### [Recorded data]
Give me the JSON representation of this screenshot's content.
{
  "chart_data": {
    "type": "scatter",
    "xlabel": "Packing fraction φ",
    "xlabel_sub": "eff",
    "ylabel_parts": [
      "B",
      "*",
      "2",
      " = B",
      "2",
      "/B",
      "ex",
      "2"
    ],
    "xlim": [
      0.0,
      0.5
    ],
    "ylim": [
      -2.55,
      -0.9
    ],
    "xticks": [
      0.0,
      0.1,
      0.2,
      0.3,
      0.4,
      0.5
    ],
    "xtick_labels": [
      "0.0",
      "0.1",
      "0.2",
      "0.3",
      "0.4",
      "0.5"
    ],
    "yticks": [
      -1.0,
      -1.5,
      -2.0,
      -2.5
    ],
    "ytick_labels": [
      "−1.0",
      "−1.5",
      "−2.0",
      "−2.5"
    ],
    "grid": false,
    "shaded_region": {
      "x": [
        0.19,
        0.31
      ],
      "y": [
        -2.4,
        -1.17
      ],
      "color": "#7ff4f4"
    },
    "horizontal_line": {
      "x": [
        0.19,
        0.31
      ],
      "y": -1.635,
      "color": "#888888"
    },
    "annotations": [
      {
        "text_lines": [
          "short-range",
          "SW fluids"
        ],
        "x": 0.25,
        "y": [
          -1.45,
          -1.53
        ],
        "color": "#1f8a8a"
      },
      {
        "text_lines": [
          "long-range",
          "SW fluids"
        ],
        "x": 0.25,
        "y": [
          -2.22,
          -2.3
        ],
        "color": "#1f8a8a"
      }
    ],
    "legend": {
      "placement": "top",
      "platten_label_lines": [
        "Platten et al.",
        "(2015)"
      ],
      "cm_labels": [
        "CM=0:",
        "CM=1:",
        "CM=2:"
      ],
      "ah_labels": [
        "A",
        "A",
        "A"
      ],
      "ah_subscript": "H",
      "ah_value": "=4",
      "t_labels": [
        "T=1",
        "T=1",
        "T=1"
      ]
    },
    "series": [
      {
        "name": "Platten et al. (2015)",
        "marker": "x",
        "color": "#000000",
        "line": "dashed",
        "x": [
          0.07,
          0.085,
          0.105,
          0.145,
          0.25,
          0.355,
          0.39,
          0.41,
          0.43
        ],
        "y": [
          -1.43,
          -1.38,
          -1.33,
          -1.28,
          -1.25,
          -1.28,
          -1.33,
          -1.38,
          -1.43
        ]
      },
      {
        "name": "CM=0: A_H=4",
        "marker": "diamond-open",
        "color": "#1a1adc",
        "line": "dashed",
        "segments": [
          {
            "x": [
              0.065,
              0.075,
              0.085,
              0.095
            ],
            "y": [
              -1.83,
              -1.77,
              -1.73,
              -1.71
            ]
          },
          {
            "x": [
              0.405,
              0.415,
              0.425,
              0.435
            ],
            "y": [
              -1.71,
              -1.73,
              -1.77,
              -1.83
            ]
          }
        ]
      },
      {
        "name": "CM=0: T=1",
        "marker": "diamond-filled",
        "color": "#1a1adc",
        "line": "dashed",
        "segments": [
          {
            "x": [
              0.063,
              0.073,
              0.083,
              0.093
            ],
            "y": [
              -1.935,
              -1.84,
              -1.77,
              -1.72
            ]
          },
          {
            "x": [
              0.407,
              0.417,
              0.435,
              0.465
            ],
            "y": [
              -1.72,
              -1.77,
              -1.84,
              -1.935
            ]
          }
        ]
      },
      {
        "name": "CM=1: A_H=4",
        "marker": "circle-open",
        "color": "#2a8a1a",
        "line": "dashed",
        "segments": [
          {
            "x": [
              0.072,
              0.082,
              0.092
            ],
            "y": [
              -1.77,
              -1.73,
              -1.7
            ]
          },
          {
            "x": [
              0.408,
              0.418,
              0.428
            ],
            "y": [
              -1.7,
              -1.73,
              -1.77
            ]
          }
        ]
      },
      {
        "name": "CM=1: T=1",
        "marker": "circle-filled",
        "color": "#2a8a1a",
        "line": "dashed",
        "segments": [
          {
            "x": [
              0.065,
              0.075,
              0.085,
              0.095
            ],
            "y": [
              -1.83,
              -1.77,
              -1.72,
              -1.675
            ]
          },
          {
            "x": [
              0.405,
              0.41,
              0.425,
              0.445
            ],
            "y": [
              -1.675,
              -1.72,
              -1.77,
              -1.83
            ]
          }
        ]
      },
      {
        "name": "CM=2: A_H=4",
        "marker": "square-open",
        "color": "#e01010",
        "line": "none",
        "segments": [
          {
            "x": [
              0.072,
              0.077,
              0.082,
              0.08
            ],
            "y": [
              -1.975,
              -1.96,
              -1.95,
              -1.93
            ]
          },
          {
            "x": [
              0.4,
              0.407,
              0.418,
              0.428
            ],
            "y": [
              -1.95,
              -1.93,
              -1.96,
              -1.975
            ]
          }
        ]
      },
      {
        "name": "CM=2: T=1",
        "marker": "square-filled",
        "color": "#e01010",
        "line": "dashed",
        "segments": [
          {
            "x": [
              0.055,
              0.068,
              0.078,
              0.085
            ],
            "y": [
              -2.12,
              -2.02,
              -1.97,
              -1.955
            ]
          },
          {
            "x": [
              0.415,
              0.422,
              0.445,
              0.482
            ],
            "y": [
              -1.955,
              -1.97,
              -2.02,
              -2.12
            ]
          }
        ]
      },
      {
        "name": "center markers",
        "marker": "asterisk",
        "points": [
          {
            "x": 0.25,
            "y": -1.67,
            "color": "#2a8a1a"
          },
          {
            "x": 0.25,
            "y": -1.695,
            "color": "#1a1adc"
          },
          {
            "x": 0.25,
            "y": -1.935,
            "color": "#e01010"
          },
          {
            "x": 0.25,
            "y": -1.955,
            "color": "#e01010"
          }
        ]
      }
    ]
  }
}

### [Task]
Isolate the lines above that contain the word "filled" and copy them.

### [The output]
        "marker": "diamond-filled",
        "marker": "circle-filled",
        "marker": "square-filled",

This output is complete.